» **YOUR OBJECTIVE**: In the entries from the line containing "mailing-line: P.O. Box 629 [150,414,263,436]" through the line containing "hear-from-you-heading: We want", rename "Administrative Team" as "Management Team" and keep every other part of those lines unchanged.

# # #

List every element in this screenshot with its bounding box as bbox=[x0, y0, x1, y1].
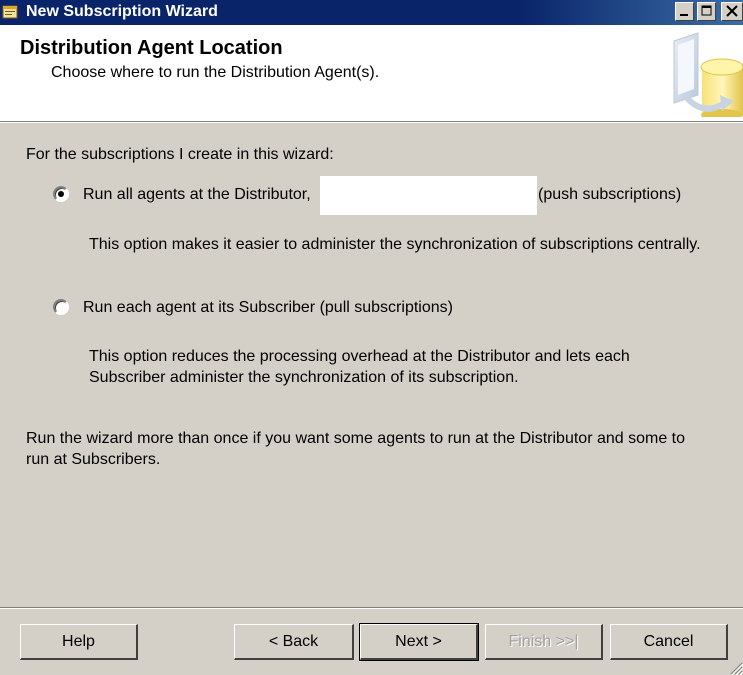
header-divider bbox=[0, 122, 743, 123]
pull-subscriptions-radio[interactable] bbox=[53, 299, 69, 315]
pull-option-description-line2: Subscriber administer the synchronizatio… bbox=[89, 369, 519, 386]
pull-option-label[interactable]: Run each agent at its Subscriber (pull s… bbox=[83, 299, 453, 317]
maximize-button[interactable] bbox=[697, 2, 716, 21]
close-icon bbox=[726, 5, 738, 17]
back-button[interactable]: < Back bbox=[234, 624, 354, 660]
close-button[interactable] bbox=[721, 2, 743, 21]
push-option-label-prefix[interactable]: Run all agents at the Distributor, bbox=[83, 186, 311, 204]
database-sync-icon bbox=[673, 32, 743, 117]
minimize-button[interactable] bbox=[675, 2, 694, 21]
page-subtitle: Choose where to run the Distribution Age… bbox=[51, 64, 380, 81]
footer-note-line1: Run the wizard more than once if you wan… bbox=[26, 430, 686, 447]
pull-option-description-line1: This option reduces the processing overh… bbox=[89, 348, 630, 365]
push-subscriptions-radio[interactable] bbox=[53, 186, 69, 202]
minimize-icon bbox=[680, 14, 688, 16]
help-button[interactable]: Help bbox=[20, 624, 138, 660]
button-bar-divider-highlight bbox=[0, 608, 743, 609]
distributor-name-field bbox=[320, 176, 537, 215]
maximize-icon bbox=[701, 5, 712, 16]
radio-selected-dot bbox=[58, 191, 64, 197]
title-bar[interactable]: New Subscription Wizard bbox=[0, 0, 743, 25]
footer-note-line2: run at Subscribers. bbox=[26, 451, 161, 468]
wizard-app-icon bbox=[2, 5, 18, 19]
push-option-description: This option makes it easier to administe… bbox=[89, 236, 701, 253]
cancel-button[interactable]: Cancel bbox=[610, 624, 728, 660]
finish-button[interactable]: Finish >>| bbox=[485, 624, 603, 660]
next-button[interactable]: Next > bbox=[359, 623, 479, 661]
intro-text: For the subscriptions I create in this w… bbox=[26, 146, 334, 163]
push-option-label-suffix[interactable]: (push subscriptions) bbox=[538, 186, 681, 204]
wizard-header: Distribution Agent Location Choose where… bbox=[0, 25, 743, 122]
resize-grip-icon[interactable] bbox=[727, 659, 743, 675]
window-title: New Subscription Wizard bbox=[26, 3, 218, 20]
page-title: Distribution Agent Location bbox=[20, 37, 283, 59]
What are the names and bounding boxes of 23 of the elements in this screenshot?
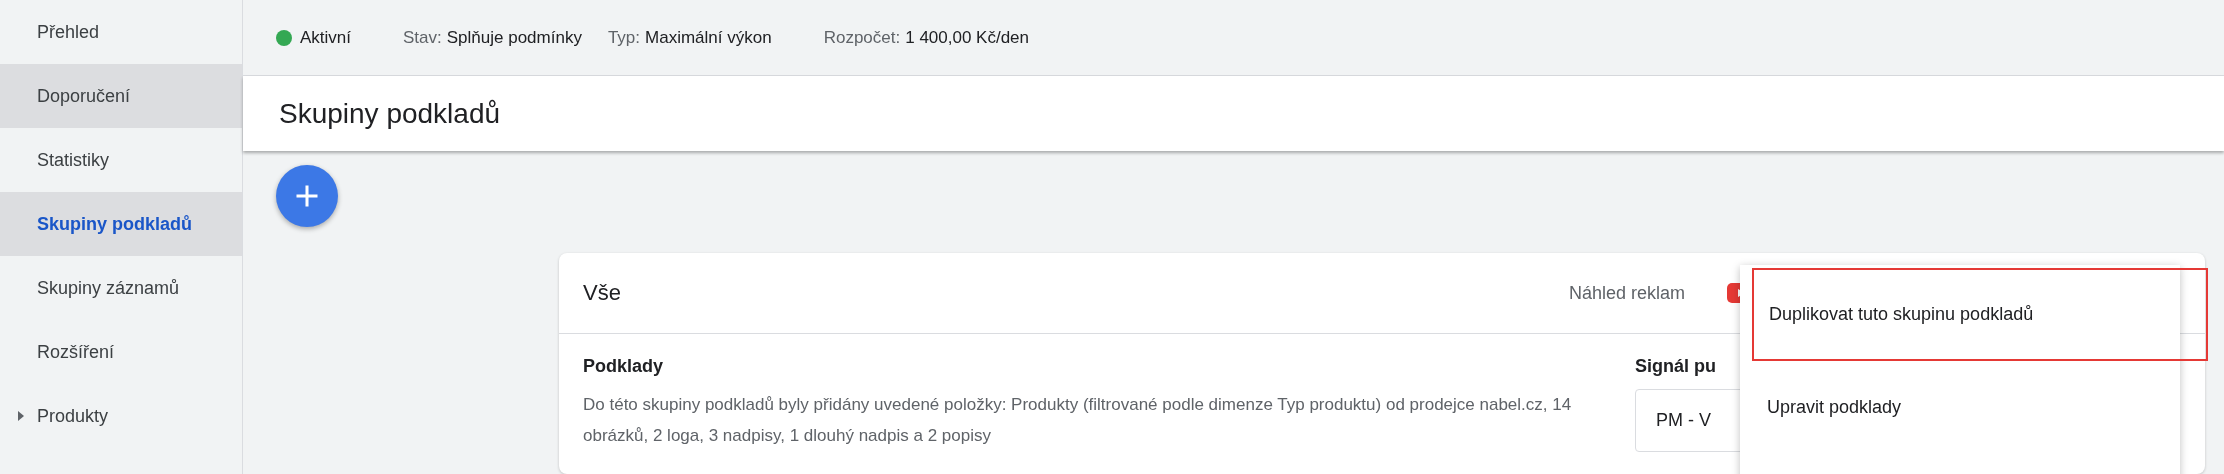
preview-label: Náhled reklam (1568, 282, 1685, 304)
sidebar-item[interactable]: Rozšíření (0, 320, 242, 384)
field-value: 1 400,00 Kč/den (905, 27, 1030, 48)
sidebar-item[interactable]: Doporučení (0, 64, 242, 128)
section-heading: Signál pu (1635, 356, 1717, 377)
page-title: Skupiny podkladů (279, 97, 501, 130)
status-label: Aktivní (300, 27, 352, 48)
card-title: Vše (583, 280, 621, 306)
sidebar-item[interactable]: Produkty (0, 384, 242, 448)
add-button[interactable] (276, 165, 338, 227)
field-label: Typ: (607, 27, 641, 48)
sidebar-item[interactable]: Statistiky (0, 128, 242, 192)
sidebar-item[interactable]: Skupiny podkladů (0, 192, 242, 256)
field-value: Maximální výkon (645, 27, 772, 48)
field-label: Stav: (403, 27, 442, 48)
assets-description: Do této skupiny podkladů byly přidány uvedené položky: Produkty (filtrované podle dimenze Typ produktu) od prodejce nabel.cz, 14 obrázků, 2 loga, 3 nadpisy, 1 dlouhý nadpis a 2 popisy (583, 394, 1573, 447)
field-label: Rozpočet: (823, 27, 901, 48)
section-heading: Podklady (583, 356, 665, 377)
sidebar-item[interactable]: Skupiny záznamů (0, 256, 242, 320)
sidebar-item[interactable]: Přehled (0, 0, 242, 64)
menu-item[interactable]: Upravit podklady (1740, 361, 2180, 454)
field-value: Splňuje podmínky (446, 27, 582, 48)
menu-item[interactable]: Duplikovat tuto skupinu podkladů (1752, 268, 2208, 361)
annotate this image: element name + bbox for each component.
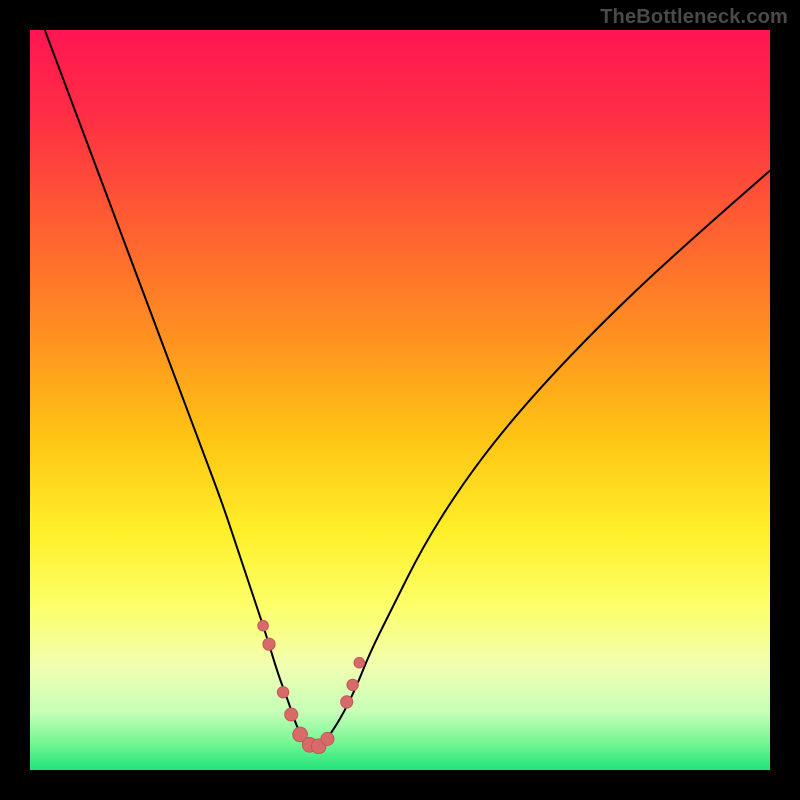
marker-point (285, 708, 298, 721)
marker-point (277, 687, 288, 698)
gradient-background (30, 30, 770, 770)
marker-point (354, 657, 365, 668)
plot-area (30, 30, 770, 770)
marker-point (347, 679, 358, 690)
chart-svg (30, 30, 770, 770)
watermark-label: TheBottleneck.com (600, 6, 788, 29)
chart-frame: TheBottleneck.com (0, 0, 800, 800)
marker-point (341, 696, 353, 708)
marker-point (258, 620, 269, 631)
marker-point (321, 732, 334, 745)
marker-point (263, 638, 275, 650)
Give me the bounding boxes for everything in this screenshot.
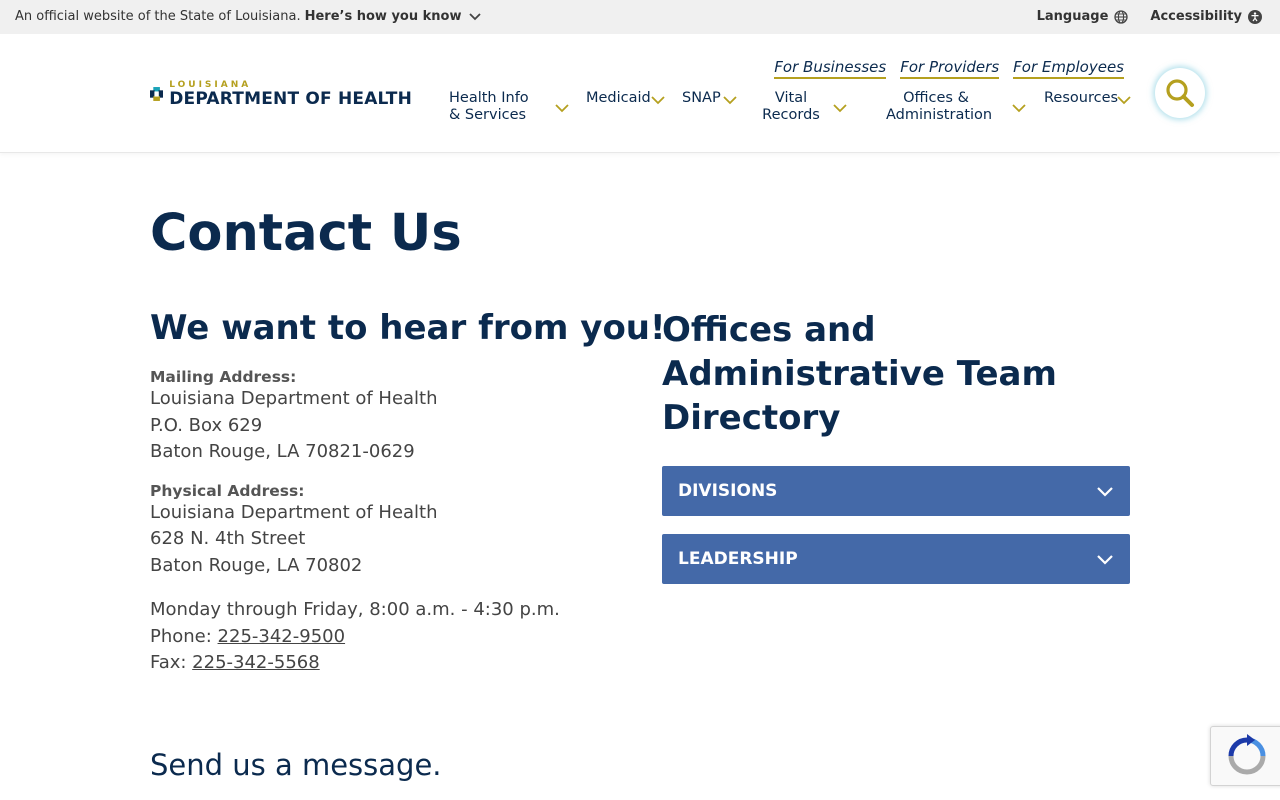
mailing-line: P.O. Box 629 [150,414,263,436]
phone-line: Phone: 225-342-9500 [150,624,630,651]
mailing-address-label: Mailing Address: [150,368,297,386]
directory-section: Offices and Administrative Team Director… [662,308,1130,602]
nav-offices-line2: Administration [886,107,993,123]
nav-vital-line2: Records [762,107,820,123]
phone-label: Phone: [150,625,218,647]
physical-address-label: Physical Address: [150,481,305,500]
nav-offices-line1: Offices & [903,90,969,106]
recaptcha-icon [1228,734,1266,775]
for-businesses-link[interactable]: For Businesses [774,58,887,79]
divisions-label: DIVISIONS [678,481,778,501]
nav-medicaid[interactable]: Medicaid [586,90,670,107]
chevron-down-icon [1097,487,1113,497]
for-employees-link[interactable]: For Employees [1013,58,1124,79]
ldh-logo[interactable]: LOUISIANA DEPARTMENT OF HEALTH [150,74,412,114]
nav-vital-line1: Vital [774,90,808,106]
mailing-line: Louisiana Department of Health [150,388,438,409]
for-providers-link[interactable]: For Providers [900,58,1000,79]
hear-from-you-heading: We want to hear from you! [150,308,666,348]
leadership-accordion[interactable]: LEADERSHIP [662,534,1130,584]
nav-health-line1: Health Info [449,90,529,106]
nav-resources[interactable]: Resources [1044,90,1134,107]
mailing-line: Baton Rouge, LA 70821-0629 [150,441,415,462]
fax-line: Fax: 225-342-5568 [150,650,630,677]
physical-line: 628 N. 4th Street [150,528,306,549]
nav-resources-label: Resources [1044,90,1119,106]
fax-link[interactable]: 225-342-5568 [192,652,320,673]
nav-offices-admin[interactable]: Offices & Administration [886,90,1028,124]
physical-address: Physical Address: Louisiana Department o… [150,482,630,580]
phone-link[interactable]: 225-342-9500 [218,626,346,647]
accessibility-label: Accessibility [1150,9,1242,24]
nav-vital-records[interactable]: Vital Records [761,90,849,124]
accessibility-icon [1248,9,1262,24]
logo-dept-text: DEPARTMENT OF HEALTH [169,88,412,109]
leadership-label: LEADERSHIP [678,549,798,569]
send-message-heading: Send us a message. [150,748,442,782]
chevron-down-icon [1117,96,1131,105]
physical-line: Baton Rouge, LA 70802 [150,554,363,576]
chevron-down-icon [1097,555,1113,565]
physical-line: Louisiana Department of Health [150,501,438,523]
site-header: LOUISIANA DEPARTMENT OF HEALTH For Busin… [0,34,1280,153]
fax-label: Fax: [150,652,193,673]
globe-icon [1114,9,1129,24]
audience-links: For Businesses For Providers For Employe… [774,58,1124,79]
official-text: An official website of the State of Loui… [15,9,301,24]
chevron-down-icon [1012,104,1026,113]
office-hours: Monday through Friday, 8:00 a.m. - 4:30 … [150,599,560,620]
chevron-down-icon [723,96,737,105]
how-you-know-label: Here’s how you know [304,9,462,24]
nav-snap-label: SNAP [682,90,721,106]
search-icon [1166,79,1194,107]
nav-medicaid-label: Medicaid [586,90,651,106]
accessibility-button[interactable]: Accessibility [1150,9,1262,24]
language-button[interactable]: Language [1037,9,1129,24]
nav-health-line2: & Services [449,107,527,123]
official-banner: An official website of the State of Loui… [0,0,1280,34]
divisions-accordion[interactable]: DIVISIONS [662,466,1130,516]
directory-heading: Offices and Administrative Team Director… [662,310,1057,438]
chevron-down-icon [651,96,665,105]
how-you-know-toggle[interactable]: Here’s how you know [305,9,484,24]
language-label: Language [1036,9,1109,24]
chevron-down-icon [833,104,847,113]
nav-health-info[interactable]: Health Info & Services [449,90,574,124]
search-button[interactable] [1155,68,1205,118]
mailing-address: Mailing Address: Louisiana Department of… [150,368,630,466]
contact-info-section: We want to hear from you! Mailing Addres… [150,308,666,677]
chevron-down-icon [555,104,569,113]
recaptcha-badge[interactable] [1210,726,1280,786]
page-title: Contact Us [150,204,462,263]
official-notice: An official website of the State of Loui… [15,9,483,24]
chevron-down-icon [469,12,482,20]
nav-snap[interactable]: SNAP [682,90,742,107]
logo-mark-icon [150,87,164,101]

# # #

» **OUTPUT FOR THIS EXERCISE**:
mailing-line: P.O. Box 629 [150,414,263,436]
phone-line: Phone: 225-342-9500 [150,624,630,651]
mailing-address-label: Mailing Address: [150,368,297,386]
directory-section: Offices and Management Team Director… [662,308,1130,602]
nav-offices-line2: Administration [886,107,993,123]
nav-vital-line2: Records [762,107,820,123]
phone-label: Phone: [150,625,218,647]
physical-address-label: Physical Address: [150,481,305,500]
nav-offices-line1: Offices & [903,90,969,106]
recaptcha-icon [1228,734,1266,775]
for-businesses-link[interactable]: For Businesses [774,58,887,79]
divisions-label: DIVISIONS [678,481,778,501]
nav-medicaid[interactable]: Medicaid [586,90,670,107]
chevron-down-icon [1097,487,1113,497]
for-employees-link[interactable]: For Employees [1013,58,1124,79]
ldh-logo[interactable]: LOUISIANA DEPARTMENT OF HEALTH [150,74,412,114]
nav-vital-line1: Vital [774,90,808,106]
mailing-line: Louisiana Department of Health [150,388,438,409]
for-providers-link[interactable]: For Providers [900,58,1000,79]
hear-from-you-heading: We want to hear from you! [150,308,666,348]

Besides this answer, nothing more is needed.